#### What the task asks:
Copy each line below that includes "rate".

_____

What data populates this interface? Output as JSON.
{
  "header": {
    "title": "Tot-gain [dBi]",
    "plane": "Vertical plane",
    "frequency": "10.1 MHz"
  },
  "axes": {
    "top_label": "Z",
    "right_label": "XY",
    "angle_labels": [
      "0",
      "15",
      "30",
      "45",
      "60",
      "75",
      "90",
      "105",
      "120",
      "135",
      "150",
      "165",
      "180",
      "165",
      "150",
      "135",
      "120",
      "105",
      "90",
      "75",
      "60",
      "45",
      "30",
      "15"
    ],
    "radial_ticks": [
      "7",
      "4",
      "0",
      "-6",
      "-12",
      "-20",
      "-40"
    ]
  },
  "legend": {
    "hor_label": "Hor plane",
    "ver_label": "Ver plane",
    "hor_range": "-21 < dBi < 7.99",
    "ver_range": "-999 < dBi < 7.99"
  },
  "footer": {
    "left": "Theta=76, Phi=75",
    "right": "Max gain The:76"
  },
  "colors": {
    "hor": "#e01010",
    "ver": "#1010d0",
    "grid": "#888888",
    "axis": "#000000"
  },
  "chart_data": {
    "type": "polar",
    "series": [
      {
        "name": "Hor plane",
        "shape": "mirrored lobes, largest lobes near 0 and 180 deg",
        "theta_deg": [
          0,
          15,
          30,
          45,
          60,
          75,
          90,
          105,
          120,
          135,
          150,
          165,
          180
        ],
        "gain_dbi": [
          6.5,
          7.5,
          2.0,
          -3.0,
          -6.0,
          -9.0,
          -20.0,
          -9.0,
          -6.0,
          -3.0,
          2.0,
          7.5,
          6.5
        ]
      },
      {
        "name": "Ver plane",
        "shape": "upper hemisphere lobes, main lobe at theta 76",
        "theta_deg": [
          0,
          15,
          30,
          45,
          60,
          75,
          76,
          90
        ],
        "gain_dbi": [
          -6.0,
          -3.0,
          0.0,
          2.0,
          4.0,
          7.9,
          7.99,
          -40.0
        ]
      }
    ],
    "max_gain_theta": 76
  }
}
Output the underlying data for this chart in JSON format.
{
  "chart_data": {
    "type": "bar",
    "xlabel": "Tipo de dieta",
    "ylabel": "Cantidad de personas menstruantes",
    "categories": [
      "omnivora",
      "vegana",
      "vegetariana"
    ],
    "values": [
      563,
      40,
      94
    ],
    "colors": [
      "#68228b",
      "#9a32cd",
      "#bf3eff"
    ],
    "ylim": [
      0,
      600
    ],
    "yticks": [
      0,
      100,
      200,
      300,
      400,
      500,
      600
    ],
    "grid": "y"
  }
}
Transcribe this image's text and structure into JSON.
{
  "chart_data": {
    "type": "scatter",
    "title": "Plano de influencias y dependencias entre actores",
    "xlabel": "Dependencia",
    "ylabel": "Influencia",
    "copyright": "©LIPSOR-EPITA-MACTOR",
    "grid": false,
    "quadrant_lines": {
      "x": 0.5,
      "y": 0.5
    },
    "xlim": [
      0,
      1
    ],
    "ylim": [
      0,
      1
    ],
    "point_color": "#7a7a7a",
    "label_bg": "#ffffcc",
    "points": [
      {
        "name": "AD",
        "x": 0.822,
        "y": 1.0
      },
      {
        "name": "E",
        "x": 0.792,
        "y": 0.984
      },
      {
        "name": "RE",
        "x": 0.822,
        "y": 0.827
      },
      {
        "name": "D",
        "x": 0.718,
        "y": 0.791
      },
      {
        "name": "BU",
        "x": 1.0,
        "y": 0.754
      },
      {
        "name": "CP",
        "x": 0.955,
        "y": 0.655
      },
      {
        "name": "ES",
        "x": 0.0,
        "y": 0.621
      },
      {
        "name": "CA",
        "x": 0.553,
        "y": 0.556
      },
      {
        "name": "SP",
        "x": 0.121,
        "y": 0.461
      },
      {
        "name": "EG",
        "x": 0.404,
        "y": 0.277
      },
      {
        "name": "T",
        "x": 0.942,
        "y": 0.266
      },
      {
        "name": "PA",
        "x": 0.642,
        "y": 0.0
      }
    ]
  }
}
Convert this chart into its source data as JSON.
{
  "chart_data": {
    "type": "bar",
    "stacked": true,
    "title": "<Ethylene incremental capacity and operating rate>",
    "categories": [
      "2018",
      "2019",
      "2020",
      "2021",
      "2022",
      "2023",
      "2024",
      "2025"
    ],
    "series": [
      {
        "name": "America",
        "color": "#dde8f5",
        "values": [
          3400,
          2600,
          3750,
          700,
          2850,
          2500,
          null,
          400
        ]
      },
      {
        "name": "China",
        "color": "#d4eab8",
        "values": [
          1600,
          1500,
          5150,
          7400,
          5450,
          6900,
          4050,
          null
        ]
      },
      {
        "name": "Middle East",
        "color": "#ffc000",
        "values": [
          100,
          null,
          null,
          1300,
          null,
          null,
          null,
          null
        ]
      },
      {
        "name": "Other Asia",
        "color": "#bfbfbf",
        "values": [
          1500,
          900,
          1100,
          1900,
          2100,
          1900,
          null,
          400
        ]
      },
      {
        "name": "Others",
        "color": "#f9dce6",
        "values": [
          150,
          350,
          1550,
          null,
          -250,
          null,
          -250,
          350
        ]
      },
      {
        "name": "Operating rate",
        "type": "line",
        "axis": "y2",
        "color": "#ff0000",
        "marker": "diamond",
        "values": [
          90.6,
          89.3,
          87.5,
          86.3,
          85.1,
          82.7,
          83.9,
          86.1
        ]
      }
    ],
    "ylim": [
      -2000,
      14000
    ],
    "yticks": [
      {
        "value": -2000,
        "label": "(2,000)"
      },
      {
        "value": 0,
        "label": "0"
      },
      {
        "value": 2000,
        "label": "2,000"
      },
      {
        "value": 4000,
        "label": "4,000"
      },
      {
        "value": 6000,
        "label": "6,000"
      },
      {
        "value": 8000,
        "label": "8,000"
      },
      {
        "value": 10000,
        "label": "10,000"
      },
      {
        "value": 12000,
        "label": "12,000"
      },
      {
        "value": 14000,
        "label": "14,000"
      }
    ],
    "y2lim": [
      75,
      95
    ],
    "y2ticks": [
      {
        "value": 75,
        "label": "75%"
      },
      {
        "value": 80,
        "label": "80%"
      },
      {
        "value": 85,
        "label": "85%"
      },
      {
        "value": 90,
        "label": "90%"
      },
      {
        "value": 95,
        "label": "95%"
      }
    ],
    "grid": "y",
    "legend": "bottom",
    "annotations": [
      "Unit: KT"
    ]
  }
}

_____

#### Exercise answer:
    "title": "<Ethylene incremental capacity and operating rate>",
        "name": "Operating rate",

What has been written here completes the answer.